THE TASK: Print the entire listing. Each line must match the original exactly.

───── SOURCE DATA

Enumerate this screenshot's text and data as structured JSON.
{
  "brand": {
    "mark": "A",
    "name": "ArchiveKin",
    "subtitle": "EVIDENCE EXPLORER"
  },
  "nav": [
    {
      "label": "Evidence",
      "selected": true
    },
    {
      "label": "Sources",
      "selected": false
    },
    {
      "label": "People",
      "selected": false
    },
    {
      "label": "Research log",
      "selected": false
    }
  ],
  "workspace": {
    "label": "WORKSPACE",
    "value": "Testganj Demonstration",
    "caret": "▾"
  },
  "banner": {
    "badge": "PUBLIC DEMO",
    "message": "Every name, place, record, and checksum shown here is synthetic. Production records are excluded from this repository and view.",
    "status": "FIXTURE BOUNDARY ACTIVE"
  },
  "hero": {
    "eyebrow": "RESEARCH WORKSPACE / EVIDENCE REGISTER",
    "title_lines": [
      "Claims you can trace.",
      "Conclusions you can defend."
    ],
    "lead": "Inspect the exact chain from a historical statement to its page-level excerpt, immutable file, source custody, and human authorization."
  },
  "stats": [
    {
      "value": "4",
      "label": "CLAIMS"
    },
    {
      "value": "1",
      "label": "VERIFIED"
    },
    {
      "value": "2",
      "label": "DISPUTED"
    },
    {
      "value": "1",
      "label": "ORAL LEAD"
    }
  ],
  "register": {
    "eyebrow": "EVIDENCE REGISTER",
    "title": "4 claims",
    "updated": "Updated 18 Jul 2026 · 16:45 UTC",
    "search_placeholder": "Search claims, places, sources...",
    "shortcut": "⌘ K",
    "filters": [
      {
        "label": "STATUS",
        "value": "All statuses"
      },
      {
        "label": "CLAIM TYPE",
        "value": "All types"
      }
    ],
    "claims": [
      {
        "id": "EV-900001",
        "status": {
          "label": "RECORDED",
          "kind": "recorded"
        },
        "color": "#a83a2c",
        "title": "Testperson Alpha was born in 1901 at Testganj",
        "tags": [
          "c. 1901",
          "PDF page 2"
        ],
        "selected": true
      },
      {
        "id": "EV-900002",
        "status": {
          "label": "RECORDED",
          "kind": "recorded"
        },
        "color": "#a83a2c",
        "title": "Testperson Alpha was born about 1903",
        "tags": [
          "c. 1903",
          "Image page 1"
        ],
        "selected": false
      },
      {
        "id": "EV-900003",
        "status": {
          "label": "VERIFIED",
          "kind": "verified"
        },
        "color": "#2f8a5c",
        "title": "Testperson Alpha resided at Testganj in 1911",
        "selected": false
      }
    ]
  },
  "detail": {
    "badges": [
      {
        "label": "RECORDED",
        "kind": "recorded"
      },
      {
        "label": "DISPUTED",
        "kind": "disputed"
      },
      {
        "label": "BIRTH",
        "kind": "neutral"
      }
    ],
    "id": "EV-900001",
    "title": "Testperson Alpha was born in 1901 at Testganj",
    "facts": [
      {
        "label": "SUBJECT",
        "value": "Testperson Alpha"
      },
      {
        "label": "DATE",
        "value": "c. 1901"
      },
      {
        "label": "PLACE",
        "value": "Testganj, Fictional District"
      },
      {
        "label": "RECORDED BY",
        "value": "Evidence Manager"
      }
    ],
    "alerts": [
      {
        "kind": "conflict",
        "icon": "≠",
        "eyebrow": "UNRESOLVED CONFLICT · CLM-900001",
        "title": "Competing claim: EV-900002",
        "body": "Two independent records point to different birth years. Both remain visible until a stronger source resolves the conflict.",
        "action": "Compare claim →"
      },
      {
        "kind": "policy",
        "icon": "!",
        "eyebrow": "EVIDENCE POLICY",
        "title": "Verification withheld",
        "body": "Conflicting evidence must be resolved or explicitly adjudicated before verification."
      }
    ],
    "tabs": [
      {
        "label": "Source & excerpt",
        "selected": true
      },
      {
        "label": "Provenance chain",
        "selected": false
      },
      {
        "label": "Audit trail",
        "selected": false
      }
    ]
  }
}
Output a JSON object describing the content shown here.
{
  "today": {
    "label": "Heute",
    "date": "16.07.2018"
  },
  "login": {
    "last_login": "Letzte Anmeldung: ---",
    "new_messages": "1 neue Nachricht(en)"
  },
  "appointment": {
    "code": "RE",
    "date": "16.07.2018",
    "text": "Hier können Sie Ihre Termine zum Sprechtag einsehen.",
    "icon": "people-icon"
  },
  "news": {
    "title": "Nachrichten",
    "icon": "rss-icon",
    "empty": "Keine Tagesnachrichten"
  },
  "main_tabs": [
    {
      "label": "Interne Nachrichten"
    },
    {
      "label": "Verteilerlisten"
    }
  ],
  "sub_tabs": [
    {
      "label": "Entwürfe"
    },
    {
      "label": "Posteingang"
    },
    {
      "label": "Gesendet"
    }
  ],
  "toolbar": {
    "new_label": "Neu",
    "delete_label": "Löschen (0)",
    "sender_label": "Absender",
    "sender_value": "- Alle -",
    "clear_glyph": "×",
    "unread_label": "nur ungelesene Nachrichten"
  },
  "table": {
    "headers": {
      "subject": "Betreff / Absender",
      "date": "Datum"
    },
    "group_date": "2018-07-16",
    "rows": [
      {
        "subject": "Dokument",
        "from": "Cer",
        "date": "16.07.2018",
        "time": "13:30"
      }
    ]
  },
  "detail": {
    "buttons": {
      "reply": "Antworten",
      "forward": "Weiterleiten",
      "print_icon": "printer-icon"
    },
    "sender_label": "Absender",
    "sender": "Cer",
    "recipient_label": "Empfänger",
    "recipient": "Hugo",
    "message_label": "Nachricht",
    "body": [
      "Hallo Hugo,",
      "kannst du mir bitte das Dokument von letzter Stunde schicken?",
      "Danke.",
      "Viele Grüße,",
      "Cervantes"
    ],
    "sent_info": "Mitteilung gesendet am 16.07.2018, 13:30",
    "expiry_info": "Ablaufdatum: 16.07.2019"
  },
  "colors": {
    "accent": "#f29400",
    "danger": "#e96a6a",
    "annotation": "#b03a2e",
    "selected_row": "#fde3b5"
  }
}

──────────

RIGHT ANSWER:
Enumerate this screenshot's text and data as structured JSON.
{
  "brand": {
    "mark": "A",
    "name": "ArchiveKin",
    "subtitle": "EVIDENCE EXPLORER"
  },
  "nav": [
    {
      "label": "Evidence",
      "selected": true
    },
    {
      "label": "Sources",
      "selected": false
    },
    {
      "label": "People",
      "selected": false
    },
    {
      "label": "Research log",
      "selected": false
    }
  ],
  "workspace": {
    "label": "WORKSPACE",
    "value": "Testganj Demonstration",
    "caret": "▾"
  },
  "banner": {
    "badge": "PUBLIC DEMO",
    "message": "Every name, place, record, and checksum shown here is synthetic. Production records are excluded from this repository and view.",
    "status": "FIXTURE BOUNDARY ACTIVE"
  },
  "hero": {
    "eyebrow": "RESEARCH WORKSPACE / EVIDENCE REGISTER",
    "title_lines": [
      "Claims you can trace.",
      "Conclusions you can defend."
    ],
    "lead": "Inspect the exact chain from a historical statement to its page-level excerpt, immutable file, source custody, and human authorization."
  },
  "stats": [
    {
      "value": "4",
      "label": "CLAIMS"
    },
    {
      "value": "1",
      "label": "VERIFIED"
    },
    {
      "value": "2",
      "label": "DISPUTED"
    },
    {
      "value": "1",
      "label": "ORAL LEAD"
    }
  ],
  "register": {
    "eyebrow": "EVIDENCE REGISTER",
    "title": "4 claims",
    "updated": "Updated 18 Jul 2026 · 16:45 UTC",
    "search_placeholder": "Search claims, places, sources...",
    "shortcut": "⌘ K",
    "filters": [
      {
        "label": "STATUS",
        "value": "All statuses"
      },
      {
        "label": "CLAIM TYPE",
        "value": "All types"
      }
    ],
    "claims": [
      {
        "id": "EV-900001",
        "status": {
          "label": "RECORDED",
          "kind": "recorded"
        },
        "color": "#a83a2c",
        "title": "Testperson Alpha was born in 1901 at Testganj",
        "tags": [
          "c. 1901",
          "PDF page 2"
        ],
        "selected": true
      },
      {
        "id": "EV-900002",
        "status": {
          "label": "RECORDED",
          "kind": "recorded"
        },
        "color": "#a83a2c",
        "title": "Testperson Alpha was born about 1903",
        "tags": [
          "c. 1903",
          "Image page 1"
        ],
        "selected": false
      },
      {
        "id": "EV-900003",
        "status": {
          "label": "VERIFIED",
          "kind": "verified"
        },
        "color": "#2f8a5c",
        "title": "Testperson Alpha resided at Testganj in 1911",
        "selected": false
      }
    ]
  },
  "detail": {
    "badges": [
      {
        "label": "RECORDED",
        "kind": "recorded"
      },
      {
        "label": "DISPUTED",
        "kind": "disputed"
      },
      {
        "label": "BIRTH",
        "kind": "neutral"
      }
    ],
    "id": "EV-900001",
    "title": "Testperson Alpha was born in 1901 at Testganj",
    "facts": [
      {
        "label": "SUBJECT",
        "value": "Testperson Alpha"
      },
      {
        "label": "DATE",
        "value": "c. 1901"
      },
      {
        "label": "PLACE",
        "value": "Testganj, Fictional District"
      },
      {
        "label": "RECORDED BY",
        "value": "Evidence Manager"
      }
    ],
    "alerts": [
      {
        "kind": "conflict",
        "icon": "≠",
        "eyebrow": "UNRESOLVED CONFLICT · CLM-900001",
        "title": "Competing claim: EV-900002",
        "body": "Two independent records point to different birth years. Both remain visible until a stronger source resolves the conflict.",
        "action": "Compare claim →"
      },
      {
        "kind": "policy",
        "icon": "!",
        "eyebrow": "EVIDENCE POLICY",
        "title": "Verification withheld",
        "body": "Conflicting evidence must be resolved or explicitly adjudicated before verification."
      }
    ],
    "tabs": [
      {
        "label": "Source & excerpt",
        "selected": true
      },
      {
        "label": "Provenance chain",
        "selected": false
      },
      {
        "label": "Audit trail",
        "selected": false
      }
    ]
  }
}
Output a JSON object describing the content shown here.
{
  "today": {
    "label": "Heute",
    "date": "16.07.2018"
  },
  "login": {
    "last_login": "Letzte Anmeldung: ---",
    "new_messages": "1 neue Nachricht(en)"
  },
  "appointment": {
    "code": "RE",
    "date": "16.07.2018",
    "text": "Hier können Sie Ihre Termine zum Sprechtag einsehen.",
    "icon": "people-icon"
  },
  "news": {
    "title": "Nachrichten",
    "icon": "rss-icon",
    "empty": "Keine Tagesnachrichten"
  },
  "main_tabs": [
    {
      "label": "Interne Nachrichten"
    },
    {
      "label": "Verteilerlisten"
    }
  ],
  "sub_tabs": [
    {
      "label": "Entwürfe"
    },
    {
      "label": "Posteingang"
    },
    {
      "label": "Gesendet"
    }
  ],
  "toolbar": {
    "new_label": "Neu",
    "delete_label": "Löschen (0)",
    "sender_label": "Absender",
    "sender_value": "- Alle -",
    "clear_glyph": "×",
    "unread_label": "nur ungelesene Nachrichten"
  },
  "table": {
    "headers": {
      "subject": "Betreff / Absender",
      "date": "Datum"
    },
    "group_date": "2018-07-16",
    "rows": [
      {
        "subject": "Dokument",
        "from": "Cer",
        "date": "16.07.2018",
        "time": "13:30"
      }
    ]
  },
  "detail": {
    "buttons": {
      "reply": "Antworten",
      "forward": "Weiterleiten",
      "print_icon": "printer-icon"
    },
    "sender_label": "Absender",
    "sender": "Cer",
    "recipient_label": "Empfänger",
    "recipient": "Hugo",
    "message_label": "Nachricht",
    "body": [
      "Hallo Hugo,",
      "kannst du mir bitte das Dokument von letzter Stunde schicken?",
      "Danke.",
      "Viele Grüße,",
      "Cervantes"
    ],
    "sent_info": "Mitteilung gesendet am 16.07.2018, 13:30",
    "expiry_info": "Ablaufdatum: 16.07.2019"
  },
  "colors": {
    "accent": "#f29400",
    "danger": "#e96a6a",
    "annotation": "#b03a2e",
    "selected_row": "#fde3b5"
  }
}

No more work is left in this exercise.